[Figure record listings]
== == ==

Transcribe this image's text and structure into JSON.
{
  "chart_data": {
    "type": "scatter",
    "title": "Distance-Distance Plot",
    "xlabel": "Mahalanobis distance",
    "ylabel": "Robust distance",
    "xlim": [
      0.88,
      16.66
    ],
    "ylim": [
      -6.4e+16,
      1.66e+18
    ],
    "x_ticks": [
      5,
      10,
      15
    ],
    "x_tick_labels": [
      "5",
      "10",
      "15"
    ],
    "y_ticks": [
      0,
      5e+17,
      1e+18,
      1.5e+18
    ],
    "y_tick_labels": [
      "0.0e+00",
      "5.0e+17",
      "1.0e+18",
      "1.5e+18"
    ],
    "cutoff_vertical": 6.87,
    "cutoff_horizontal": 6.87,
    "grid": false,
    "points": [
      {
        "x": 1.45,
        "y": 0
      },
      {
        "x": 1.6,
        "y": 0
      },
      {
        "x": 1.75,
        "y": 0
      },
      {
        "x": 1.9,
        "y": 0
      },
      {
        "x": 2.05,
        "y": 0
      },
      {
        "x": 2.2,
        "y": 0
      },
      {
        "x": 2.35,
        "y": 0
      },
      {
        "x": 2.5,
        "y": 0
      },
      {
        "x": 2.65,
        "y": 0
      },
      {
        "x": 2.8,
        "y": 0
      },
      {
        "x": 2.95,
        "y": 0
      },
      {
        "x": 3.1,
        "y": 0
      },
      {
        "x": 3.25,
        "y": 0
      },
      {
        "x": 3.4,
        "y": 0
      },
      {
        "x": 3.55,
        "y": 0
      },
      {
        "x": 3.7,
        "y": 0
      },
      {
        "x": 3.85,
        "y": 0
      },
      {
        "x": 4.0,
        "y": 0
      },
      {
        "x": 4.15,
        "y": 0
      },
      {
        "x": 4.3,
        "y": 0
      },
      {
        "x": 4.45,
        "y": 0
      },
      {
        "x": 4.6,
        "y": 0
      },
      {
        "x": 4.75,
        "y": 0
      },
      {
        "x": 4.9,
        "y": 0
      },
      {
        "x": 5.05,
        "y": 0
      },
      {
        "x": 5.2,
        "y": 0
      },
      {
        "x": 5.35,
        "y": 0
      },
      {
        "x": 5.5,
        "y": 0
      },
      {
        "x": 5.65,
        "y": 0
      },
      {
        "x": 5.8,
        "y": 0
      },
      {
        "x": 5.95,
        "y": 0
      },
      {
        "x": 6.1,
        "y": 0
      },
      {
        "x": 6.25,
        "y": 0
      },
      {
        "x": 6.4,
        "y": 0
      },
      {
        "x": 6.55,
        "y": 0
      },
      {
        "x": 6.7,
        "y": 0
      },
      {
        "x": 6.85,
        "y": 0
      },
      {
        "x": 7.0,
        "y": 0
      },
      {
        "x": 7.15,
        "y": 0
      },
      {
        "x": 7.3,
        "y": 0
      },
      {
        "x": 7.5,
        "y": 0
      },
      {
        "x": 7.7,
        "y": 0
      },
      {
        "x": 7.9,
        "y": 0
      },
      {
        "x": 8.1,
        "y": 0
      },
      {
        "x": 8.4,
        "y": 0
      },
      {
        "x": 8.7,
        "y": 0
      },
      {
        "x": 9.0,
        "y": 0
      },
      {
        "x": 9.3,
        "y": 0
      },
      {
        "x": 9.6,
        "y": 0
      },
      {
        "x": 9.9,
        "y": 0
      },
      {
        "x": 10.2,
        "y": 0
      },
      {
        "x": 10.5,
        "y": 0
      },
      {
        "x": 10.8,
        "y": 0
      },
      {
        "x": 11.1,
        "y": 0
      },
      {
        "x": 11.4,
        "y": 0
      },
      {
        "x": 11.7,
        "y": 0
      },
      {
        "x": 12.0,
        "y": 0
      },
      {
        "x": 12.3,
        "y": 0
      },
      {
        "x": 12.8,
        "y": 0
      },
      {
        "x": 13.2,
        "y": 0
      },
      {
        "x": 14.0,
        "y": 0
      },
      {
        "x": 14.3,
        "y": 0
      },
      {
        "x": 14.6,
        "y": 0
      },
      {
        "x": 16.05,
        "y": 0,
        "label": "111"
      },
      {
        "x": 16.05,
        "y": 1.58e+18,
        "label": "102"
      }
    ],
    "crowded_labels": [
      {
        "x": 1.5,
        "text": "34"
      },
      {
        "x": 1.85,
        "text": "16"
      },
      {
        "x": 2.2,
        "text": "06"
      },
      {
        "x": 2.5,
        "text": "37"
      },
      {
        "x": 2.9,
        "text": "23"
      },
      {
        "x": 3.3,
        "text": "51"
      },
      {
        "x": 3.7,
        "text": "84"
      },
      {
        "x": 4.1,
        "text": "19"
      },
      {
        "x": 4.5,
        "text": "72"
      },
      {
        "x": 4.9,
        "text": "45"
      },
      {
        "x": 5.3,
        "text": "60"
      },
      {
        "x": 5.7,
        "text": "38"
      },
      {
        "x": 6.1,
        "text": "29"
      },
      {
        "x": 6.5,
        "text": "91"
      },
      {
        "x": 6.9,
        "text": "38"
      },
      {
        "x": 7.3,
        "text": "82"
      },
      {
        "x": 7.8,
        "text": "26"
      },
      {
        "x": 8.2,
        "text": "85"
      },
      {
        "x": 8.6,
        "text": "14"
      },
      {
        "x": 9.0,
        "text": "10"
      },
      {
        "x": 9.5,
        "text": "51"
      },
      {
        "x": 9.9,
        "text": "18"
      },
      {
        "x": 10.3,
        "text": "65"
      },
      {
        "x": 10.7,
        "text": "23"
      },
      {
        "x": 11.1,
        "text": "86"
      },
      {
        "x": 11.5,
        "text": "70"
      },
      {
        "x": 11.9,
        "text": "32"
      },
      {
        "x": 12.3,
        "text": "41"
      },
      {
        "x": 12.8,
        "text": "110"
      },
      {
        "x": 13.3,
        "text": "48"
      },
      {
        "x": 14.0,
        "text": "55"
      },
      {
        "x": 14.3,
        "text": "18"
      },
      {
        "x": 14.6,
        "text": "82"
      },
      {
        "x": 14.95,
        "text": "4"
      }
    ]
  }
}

== == ==

Exercise aim:
Reproduce the whole listing word for word.

Solution:
Transcribe this image's text and structure into JSON.
{
  "chart_data": {
    "type": "scatter",
    "title": "Distance-Distance Plot",
    "xlabel": "Mahalanobis distance",
    "ylabel": "Robust distance",
    "xlim": [
      0.88,
      16.66
    ],
    "ylim": [
      -6.4e+16,
      1.66e+18
    ],
    "x_ticks": [
      5,
      10,
      15
    ],
    "x_tick_labels": [
      "5",
      "10",
      "15"
    ],
    "y_ticks": [
      0,
      5e+17,
      1e+18,
      1.5e+18
    ],
    "y_tick_labels": [
      "0.0e+00",
      "5.0e+17",
      "1.0e+18",
      "1.5e+18"
    ],
    "cutoff_vertical": 6.87,
    "cutoff_horizontal": 6.87,
    "grid": false,
    "points": [
      {
        "x": 1.45,
        "y": 0
      },
      {
        "x": 1.6,
        "y": 0
      },
      {
        "x": 1.75,
        "y": 0
      },
      {
        "x": 1.9,
        "y": 0
      },
      {
        "x": 2.05,
        "y": 0
      },
      {
        "x": 2.2,
        "y": 0
      },
      {
        "x": 2.35,
        "y": 0
      },
      {
        "x": 2.5,
        "y": 0
      },
      {
        "x": 2.65,
        "y": 0
      },
      {
        "x": 2.8,
        "y": 0
      },
      {
        "x": 2.95,
        "y": 0
      },
      {
        "x": 3.1,
        "y": 0
      },
      {
        "x": 3.25,
        "y": 0
      },
      {
        "x": 3.4,
        "y": 0
      },
      {
        "x": 3.55,
        "y": 0
      },
      {
        "x": 3.7,
        "y": 0
      },
      {
        "x": 3.85,
        "y": 0
      },
      {
        "x": 4.0,
        "y": 0
      },
      {
        "x": 4.15,
        "y": 0
      },
      {
        "x": 4.3,
        "y": 0
      },
      {
        "x": 4.45,
        "y": 0
      },
      {
        "x": 4.6,
        "y": 0
      },
      {
        "x": 4.75,
        "y": 0
      },
      {
        "x": 4.9,
        "y": 0
      },
      {
        "x": 5.05,
        "y": 0
      },
      {
        "x": 5.2,
        "y": 0
      },
      {
        "x": 5.35,
        "y": 0
      },
      {
        "x": 5.5,
        "y": 0
      },
      {
        "x": 5.65,
        "y": 0
      },
      {
        "x": 5.8,
        "y": 0
      },
      {
        "x": 5.95,
        "y": 0
      },
      {
        "x": 6.1,
        "y": 0
      },
      {
        "x": 6.25,
        "y": 0
      },
      {
        "x": 6.4,
        "y": 0
      },
      {
        "x": 6.55,
        "y": 0
      },
      {
        "x": 6.7,
        "y": 0
      },
      {
        "x": 6.85,
        "y": 0
      },
      {
        "x": 7.0,
        "y": 0
      },
      {
        "x": 7.15,
        "y": 0
      },
      {
        "x": 7.3,
        "y": 0
      },
      {
        "x": 7.5,
        "y": 0
      },
      {
        "x": 7.7,
        "y": 0
      },
      {
        "x": 7.9,
        "y": 0
      },
      {
        "x": 8.1,
        "y": 0
      },
      {
        "x": 8.4,
        "y": 0
      },
      {
        "x": 8.7,
        "y": 0
      },
      {
        "x": 9.0,
        "y": 0
      },
      {
        "x": 9.3,
        "y": 0
      },
      {
        "x": 9.6,
        "y": 0
      },
      {
        "x": 9.9,
        "y": 0
      },
      {
        "x": 10.2,
        "y": 0
      },
      {
        "x": 10.5,
        "y": 0
      },
      {
        "x": 10.8,
        "y": 0
      },
      {
        "x": 11.1,
        "y": 0
      },
      {
        "x": 11.4,
        "y": 0
      },
      {
        "x": 11.7,
        "y": 0
      },
      {
        "x": 12.0,
        "y": 0
      },
      {
        "x": 12.3,
        "y": 0
      },
      {
        "x": 12.8,
        "y": 0
      },
      {
        "x": 13.2,
        "y": 0
      },
      {
        "x": 14.0,
        "y": 0
      },
      {
        "x": 14.3,
        "y": 0
      },
      {
        "x": 14.6,
        "y": 0
      },
      {
        "x": 16.05,
        "y": 0,
        "label": "111"
      },
      {
        "x": 16.05,
        "y": 1.58e+18,
        "label": "102"
      }
    ],
    "crowded_labels": [
      {
        "x": 1.5,
        "text": "34"
      },
      {
        "x": 1.85,
        "text": "16"
      },
      {
        "x": 2.2,
        "text": "06"
      },
      {
        "x": 2.5,
        "text": "37"
      },
      {
        "x": 2.9,
        "text": "23"
      },
      {
        "x": 3.3,
        "text": "51"
      },
      {
        "x": 3.7,
        "text": "84"
      },
      {
        "x": 4.1,
        "text": "19"
      },
      {
        "x": 4.5,
        "text": "72"
      },
      {
        "x": 4.9,
        "text": "45"
      },
      {
        "x": 5.3,
        "text": "60"
      },
      {
        "x": 5.7,
        "text": "38"
      },
      {
        "x": 6.1,
        "text": "29"
      },
      {
        "x": 6.5,
        "text": "91"
      },
      {
        "x": 6.9,
        "text": "38"
      },
      {
        "x": 7.3,
        "text": "82"
      },
      {
        "x": 7.8,
        "text": "26"
      },
      {
        "x": 8.2,
        "text": "85"
      },
      {
        "x": 8.6,
        "text": "14"
      },
      {
        "x": 9.0,
        "text": "10"
      },
      {
        "x": 9.5,
        "text": "51"
      },
      {
        "x": 9.9,
        "text": "18"
      },
      {
        "x": 10.3,
        "text": "65"
      },
      {
        "x": 10.7,
        "text": "23"
      },
      {
        "x": 11.1,
        "text": "86"
      },
      {
        "x": 11.5,
        "text": "70"
      },
      {
        "x": 11.9,
        "text": "32"
      },
      {
        "x": 12.3,
        "text": "41"
      },
      {
        "x": 12.8,
        "text": "110"
      },
      {
        "x": 13.3,
        "text": "48"
      },
      {
        "x": 14.0,
        "text": "55"
      },
      {
        "x": 14.3,
        "text": "18"
      },
      {
        "x": 14.6,
        "text": "82"
      },
      {
        "x": 14.95,
        "text": "4"
      }
    ]
  }
}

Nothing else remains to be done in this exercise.